-- start of Excerpted data --

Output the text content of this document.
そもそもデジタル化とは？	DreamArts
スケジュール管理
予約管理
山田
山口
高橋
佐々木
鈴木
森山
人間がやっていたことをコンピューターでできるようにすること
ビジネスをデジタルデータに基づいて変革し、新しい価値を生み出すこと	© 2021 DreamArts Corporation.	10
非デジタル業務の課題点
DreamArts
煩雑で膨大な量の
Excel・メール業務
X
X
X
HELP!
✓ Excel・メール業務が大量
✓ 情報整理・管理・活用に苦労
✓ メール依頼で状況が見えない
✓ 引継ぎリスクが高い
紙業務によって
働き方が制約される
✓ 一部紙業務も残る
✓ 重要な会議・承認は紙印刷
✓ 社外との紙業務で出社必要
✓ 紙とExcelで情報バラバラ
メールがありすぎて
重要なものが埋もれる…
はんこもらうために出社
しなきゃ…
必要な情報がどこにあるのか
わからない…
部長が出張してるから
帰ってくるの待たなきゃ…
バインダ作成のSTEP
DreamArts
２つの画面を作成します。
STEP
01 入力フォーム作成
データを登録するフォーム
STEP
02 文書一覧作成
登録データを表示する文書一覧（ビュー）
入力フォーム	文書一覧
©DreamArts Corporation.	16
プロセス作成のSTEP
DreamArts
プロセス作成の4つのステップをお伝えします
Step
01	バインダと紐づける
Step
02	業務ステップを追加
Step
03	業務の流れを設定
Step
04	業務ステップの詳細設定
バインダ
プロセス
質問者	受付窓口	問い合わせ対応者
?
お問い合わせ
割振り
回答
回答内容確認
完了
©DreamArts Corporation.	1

-- end of Excerpted data --
-- start of Excerpted data --

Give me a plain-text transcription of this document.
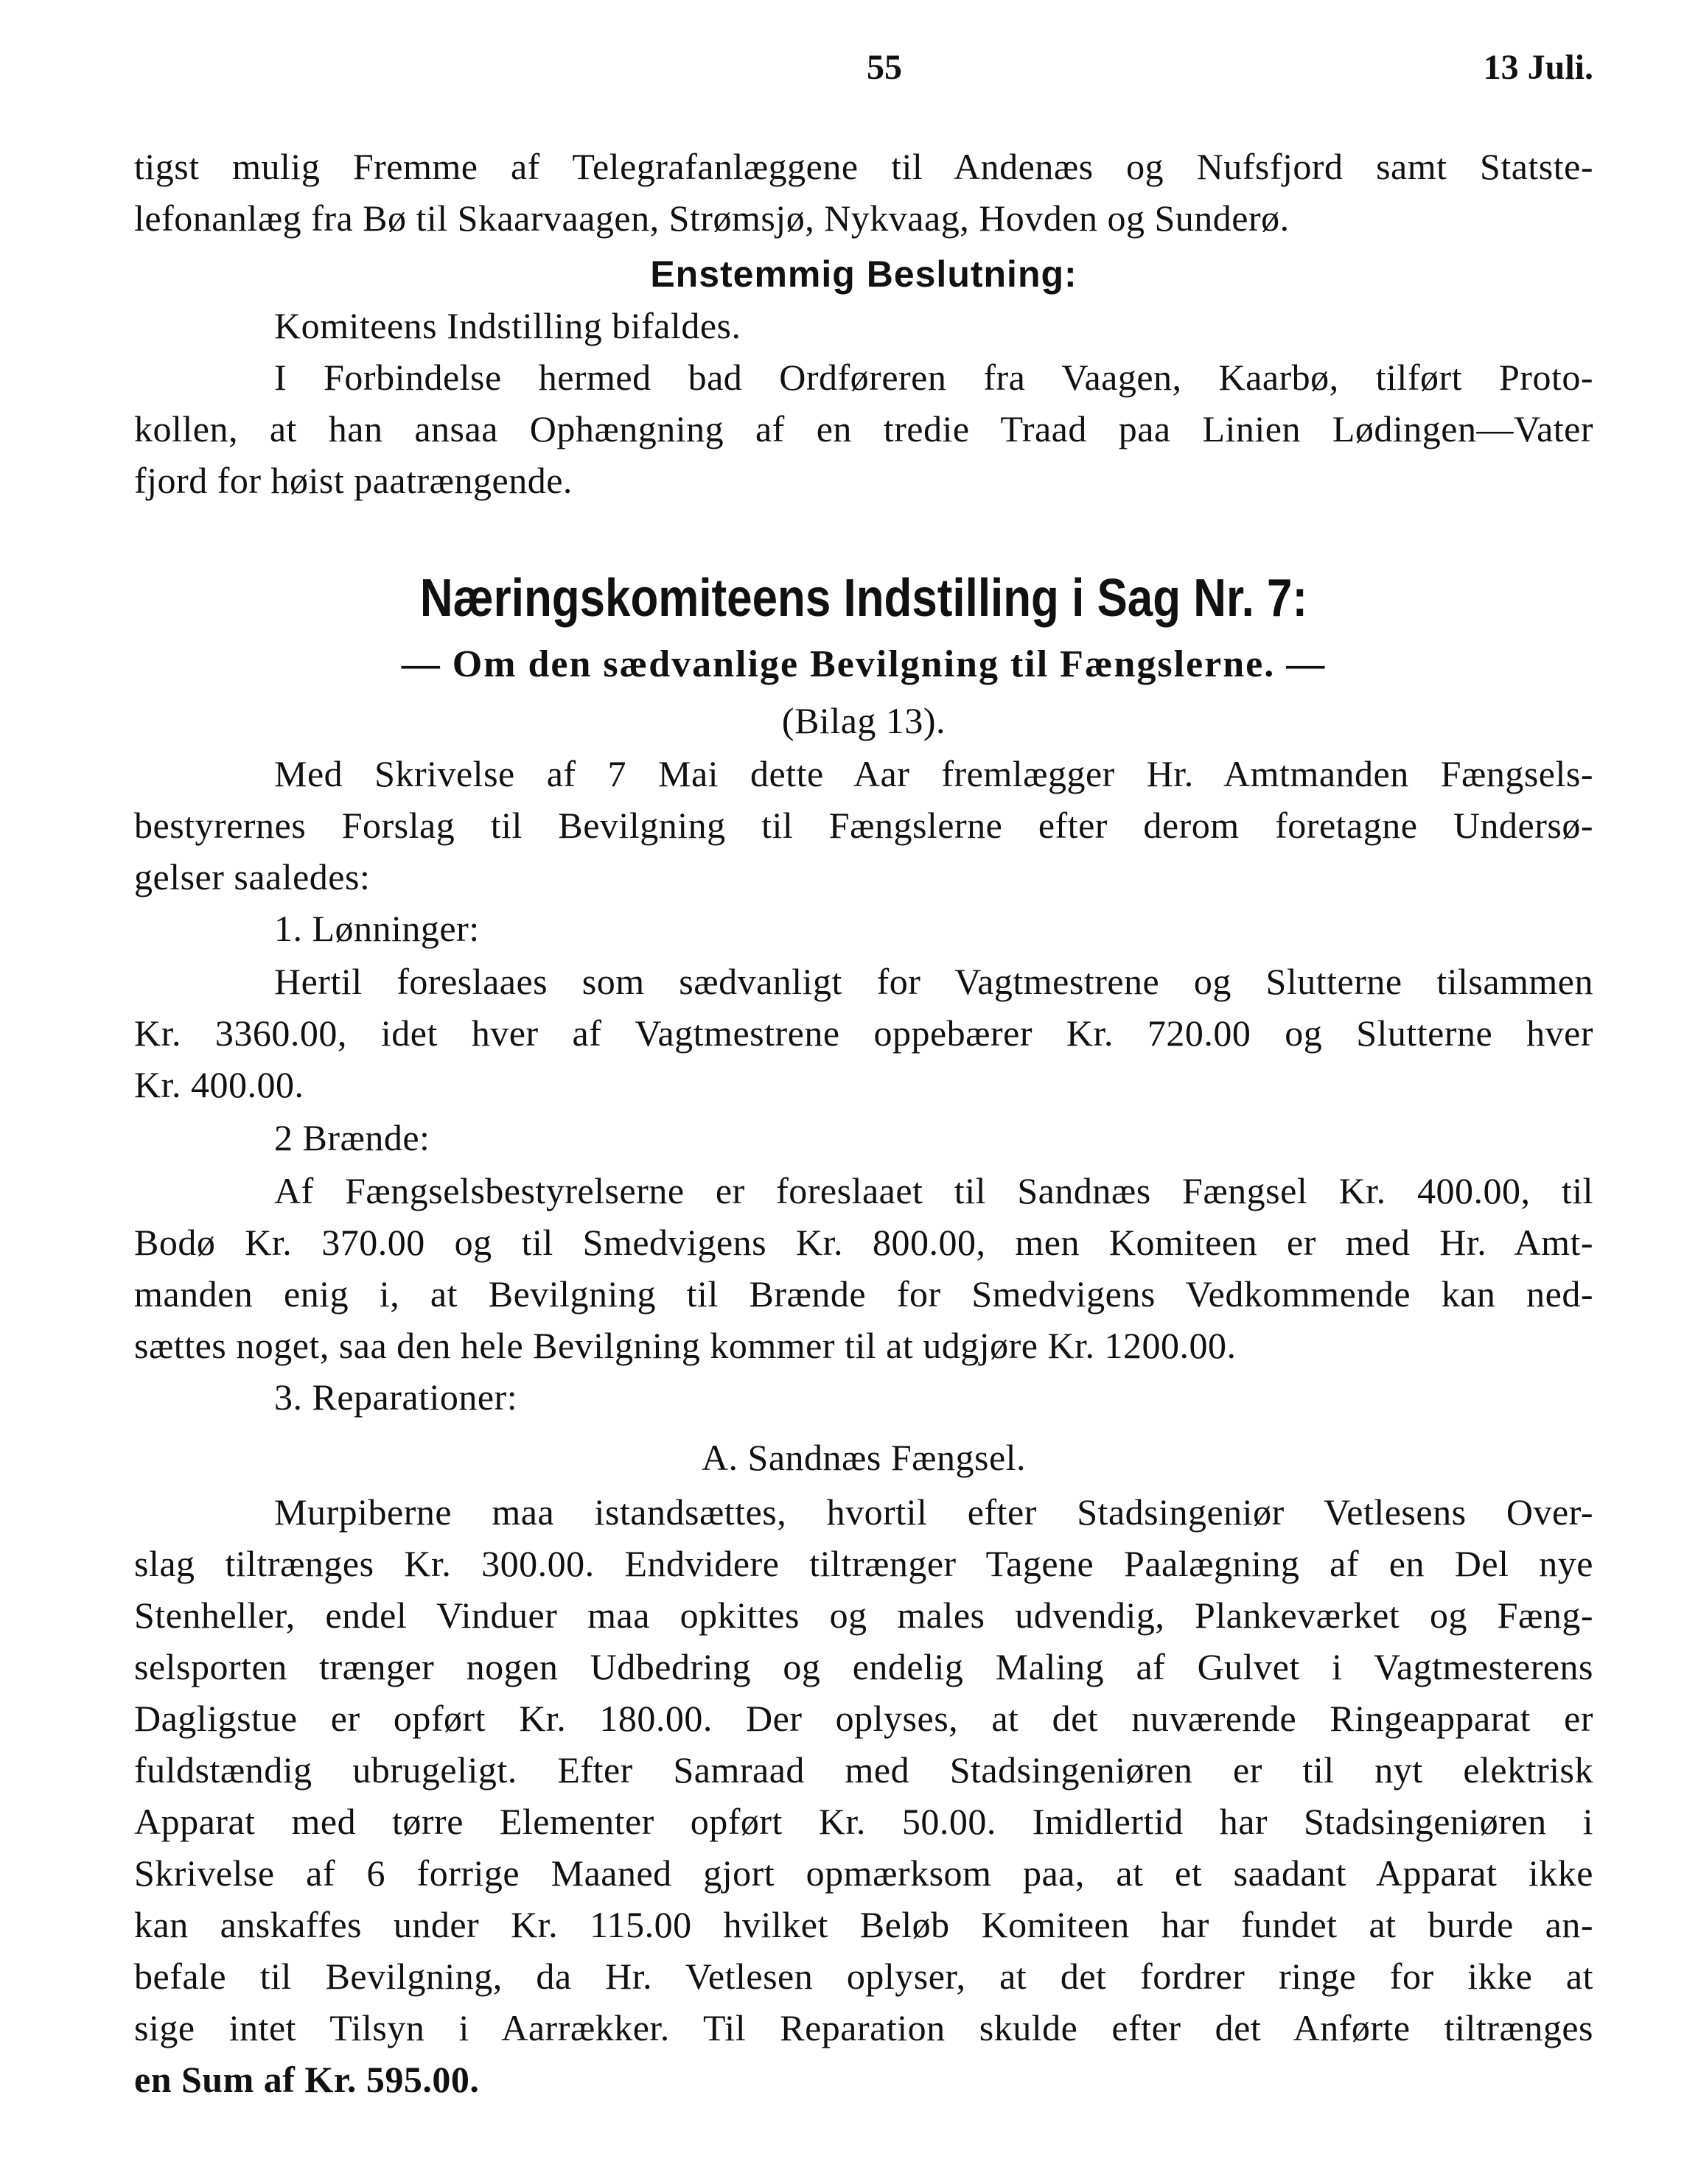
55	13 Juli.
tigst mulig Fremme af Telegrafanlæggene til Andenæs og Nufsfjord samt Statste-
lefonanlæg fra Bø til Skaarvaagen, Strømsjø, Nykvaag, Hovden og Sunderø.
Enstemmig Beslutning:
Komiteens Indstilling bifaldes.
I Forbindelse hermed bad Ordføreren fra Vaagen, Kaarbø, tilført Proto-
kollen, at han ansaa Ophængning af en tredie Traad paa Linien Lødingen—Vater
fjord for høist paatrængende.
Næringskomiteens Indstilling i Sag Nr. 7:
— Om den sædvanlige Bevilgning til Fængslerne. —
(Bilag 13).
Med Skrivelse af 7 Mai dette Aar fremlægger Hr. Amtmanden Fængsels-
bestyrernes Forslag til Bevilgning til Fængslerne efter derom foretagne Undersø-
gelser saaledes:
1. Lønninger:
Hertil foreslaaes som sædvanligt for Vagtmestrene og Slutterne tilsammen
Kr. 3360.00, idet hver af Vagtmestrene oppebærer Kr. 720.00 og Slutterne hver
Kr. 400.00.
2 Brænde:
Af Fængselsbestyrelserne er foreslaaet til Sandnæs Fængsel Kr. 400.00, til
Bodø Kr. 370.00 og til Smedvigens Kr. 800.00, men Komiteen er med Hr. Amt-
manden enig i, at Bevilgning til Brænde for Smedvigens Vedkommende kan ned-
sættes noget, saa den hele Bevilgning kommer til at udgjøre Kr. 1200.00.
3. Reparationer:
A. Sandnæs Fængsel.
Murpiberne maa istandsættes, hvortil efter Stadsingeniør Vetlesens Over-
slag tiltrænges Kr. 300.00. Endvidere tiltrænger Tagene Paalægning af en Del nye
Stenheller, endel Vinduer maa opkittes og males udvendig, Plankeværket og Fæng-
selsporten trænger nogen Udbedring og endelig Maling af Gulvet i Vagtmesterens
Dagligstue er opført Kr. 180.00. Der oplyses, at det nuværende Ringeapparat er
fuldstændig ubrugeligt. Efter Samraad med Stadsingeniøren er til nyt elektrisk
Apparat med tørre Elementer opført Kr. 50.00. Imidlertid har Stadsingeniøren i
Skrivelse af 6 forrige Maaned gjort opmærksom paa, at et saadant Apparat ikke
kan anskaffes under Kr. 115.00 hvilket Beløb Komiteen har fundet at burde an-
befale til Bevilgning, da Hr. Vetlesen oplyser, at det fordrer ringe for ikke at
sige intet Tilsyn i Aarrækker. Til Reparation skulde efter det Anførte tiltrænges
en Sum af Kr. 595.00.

-- end of Excerpted data --

- _Goal_:
Look through the data above. Find each line with the string "opført" and copy it.

- _Exercise solution_:
Dagligstue er opført Kr. 180.00. Der oplyses, at det nuværende Ringeapparat er
Apparat med tørre Elementer opført Kr. 50.00. Imidlertid har Stadsingeniøren i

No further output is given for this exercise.